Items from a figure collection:
(begin)
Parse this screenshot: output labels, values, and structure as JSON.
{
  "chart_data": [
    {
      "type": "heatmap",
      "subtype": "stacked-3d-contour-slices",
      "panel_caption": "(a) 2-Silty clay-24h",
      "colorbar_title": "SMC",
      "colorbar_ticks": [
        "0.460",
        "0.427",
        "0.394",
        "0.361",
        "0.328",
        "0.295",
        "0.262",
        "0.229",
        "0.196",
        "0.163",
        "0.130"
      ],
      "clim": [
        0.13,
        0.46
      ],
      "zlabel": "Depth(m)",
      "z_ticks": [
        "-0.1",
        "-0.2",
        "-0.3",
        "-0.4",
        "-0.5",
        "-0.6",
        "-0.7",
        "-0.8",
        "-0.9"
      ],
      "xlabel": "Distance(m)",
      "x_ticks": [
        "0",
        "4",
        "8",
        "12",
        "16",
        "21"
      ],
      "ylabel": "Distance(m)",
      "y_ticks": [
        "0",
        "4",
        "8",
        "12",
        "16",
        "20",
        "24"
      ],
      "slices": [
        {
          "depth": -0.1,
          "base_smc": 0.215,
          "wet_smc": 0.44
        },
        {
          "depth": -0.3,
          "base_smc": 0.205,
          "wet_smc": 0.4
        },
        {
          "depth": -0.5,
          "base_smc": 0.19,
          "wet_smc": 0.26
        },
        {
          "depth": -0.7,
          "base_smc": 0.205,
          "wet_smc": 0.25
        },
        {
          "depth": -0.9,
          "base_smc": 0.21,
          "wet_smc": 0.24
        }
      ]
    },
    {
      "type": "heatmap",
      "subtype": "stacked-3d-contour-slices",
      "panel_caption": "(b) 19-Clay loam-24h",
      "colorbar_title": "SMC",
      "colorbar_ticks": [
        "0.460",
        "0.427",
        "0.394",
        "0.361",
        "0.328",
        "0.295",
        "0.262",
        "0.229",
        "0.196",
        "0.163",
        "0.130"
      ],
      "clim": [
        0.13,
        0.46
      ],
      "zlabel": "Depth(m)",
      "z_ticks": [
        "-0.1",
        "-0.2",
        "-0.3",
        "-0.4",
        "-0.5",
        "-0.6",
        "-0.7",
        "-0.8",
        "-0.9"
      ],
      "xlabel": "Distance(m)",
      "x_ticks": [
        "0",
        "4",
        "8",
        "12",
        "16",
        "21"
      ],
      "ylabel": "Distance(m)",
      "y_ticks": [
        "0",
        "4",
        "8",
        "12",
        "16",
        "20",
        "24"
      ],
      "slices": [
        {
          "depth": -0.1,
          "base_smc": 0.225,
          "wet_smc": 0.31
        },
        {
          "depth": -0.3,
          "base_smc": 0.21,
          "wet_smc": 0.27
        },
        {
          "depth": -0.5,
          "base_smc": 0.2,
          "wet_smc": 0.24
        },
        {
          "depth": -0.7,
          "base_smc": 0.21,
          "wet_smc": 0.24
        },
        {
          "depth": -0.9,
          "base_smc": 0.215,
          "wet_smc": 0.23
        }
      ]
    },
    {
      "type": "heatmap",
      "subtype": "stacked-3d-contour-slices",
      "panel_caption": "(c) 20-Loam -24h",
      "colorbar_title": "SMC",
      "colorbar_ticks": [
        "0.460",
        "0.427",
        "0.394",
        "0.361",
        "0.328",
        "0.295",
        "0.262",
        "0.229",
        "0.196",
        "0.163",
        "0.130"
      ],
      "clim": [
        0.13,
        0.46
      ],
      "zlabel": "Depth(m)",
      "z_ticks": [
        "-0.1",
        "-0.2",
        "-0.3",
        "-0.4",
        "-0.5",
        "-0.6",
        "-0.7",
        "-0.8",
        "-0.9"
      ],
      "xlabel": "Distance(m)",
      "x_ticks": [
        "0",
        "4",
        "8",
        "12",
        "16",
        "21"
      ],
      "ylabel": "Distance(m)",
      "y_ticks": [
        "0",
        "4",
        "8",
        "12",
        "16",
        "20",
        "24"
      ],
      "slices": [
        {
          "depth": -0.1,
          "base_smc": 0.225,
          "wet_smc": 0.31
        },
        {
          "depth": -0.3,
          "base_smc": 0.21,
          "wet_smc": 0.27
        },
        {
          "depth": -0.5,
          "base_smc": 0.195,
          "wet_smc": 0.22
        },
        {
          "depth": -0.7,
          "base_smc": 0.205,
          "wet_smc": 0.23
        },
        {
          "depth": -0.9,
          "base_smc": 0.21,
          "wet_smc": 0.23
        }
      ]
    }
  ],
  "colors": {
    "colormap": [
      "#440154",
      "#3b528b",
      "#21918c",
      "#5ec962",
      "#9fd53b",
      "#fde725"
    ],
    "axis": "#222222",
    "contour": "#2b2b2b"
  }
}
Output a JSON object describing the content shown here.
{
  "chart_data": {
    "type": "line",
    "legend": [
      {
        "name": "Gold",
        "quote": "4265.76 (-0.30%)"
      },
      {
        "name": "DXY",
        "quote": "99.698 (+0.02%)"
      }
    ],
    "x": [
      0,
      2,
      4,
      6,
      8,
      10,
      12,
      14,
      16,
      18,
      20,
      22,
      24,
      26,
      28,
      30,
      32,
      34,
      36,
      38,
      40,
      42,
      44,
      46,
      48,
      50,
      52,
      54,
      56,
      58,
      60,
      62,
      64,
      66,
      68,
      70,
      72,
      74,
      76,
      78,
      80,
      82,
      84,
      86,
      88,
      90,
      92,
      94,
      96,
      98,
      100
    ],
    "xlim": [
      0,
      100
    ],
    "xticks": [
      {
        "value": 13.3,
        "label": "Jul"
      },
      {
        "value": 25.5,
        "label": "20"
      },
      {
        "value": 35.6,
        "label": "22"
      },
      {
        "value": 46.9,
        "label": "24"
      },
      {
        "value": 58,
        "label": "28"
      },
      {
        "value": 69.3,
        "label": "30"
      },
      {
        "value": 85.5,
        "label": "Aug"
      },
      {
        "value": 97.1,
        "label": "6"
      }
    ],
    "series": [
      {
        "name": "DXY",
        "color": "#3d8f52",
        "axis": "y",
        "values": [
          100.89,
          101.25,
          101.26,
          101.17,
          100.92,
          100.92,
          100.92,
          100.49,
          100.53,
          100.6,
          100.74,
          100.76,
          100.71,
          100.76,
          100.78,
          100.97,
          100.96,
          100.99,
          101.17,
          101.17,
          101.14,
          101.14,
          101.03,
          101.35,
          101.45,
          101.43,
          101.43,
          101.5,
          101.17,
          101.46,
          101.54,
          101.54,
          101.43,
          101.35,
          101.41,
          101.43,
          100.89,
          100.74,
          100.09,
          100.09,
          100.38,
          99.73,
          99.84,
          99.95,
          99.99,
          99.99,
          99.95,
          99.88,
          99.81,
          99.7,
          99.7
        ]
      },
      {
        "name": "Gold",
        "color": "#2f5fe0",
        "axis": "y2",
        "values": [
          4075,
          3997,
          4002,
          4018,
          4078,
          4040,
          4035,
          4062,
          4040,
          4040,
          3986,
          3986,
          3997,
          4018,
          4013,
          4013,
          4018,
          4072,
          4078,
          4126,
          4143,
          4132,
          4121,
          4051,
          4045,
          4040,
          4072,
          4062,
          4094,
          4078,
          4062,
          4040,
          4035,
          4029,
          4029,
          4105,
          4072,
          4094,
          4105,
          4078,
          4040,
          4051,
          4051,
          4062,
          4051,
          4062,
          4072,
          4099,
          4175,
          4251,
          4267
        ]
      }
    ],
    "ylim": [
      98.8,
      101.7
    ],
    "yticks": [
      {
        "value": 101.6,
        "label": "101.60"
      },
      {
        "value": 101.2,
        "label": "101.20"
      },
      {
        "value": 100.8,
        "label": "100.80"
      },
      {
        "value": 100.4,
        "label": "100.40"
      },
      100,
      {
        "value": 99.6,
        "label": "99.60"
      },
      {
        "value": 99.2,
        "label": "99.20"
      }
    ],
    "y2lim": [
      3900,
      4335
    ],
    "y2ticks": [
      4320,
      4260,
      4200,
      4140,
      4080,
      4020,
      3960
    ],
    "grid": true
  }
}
(end)
To be done
Go through the listing above and return every line where the word "JSON" occurs.

Reply to the task
Parse this screenshot: output labels, values, and structure as JSON.
Output a JSON object describing the content shown here.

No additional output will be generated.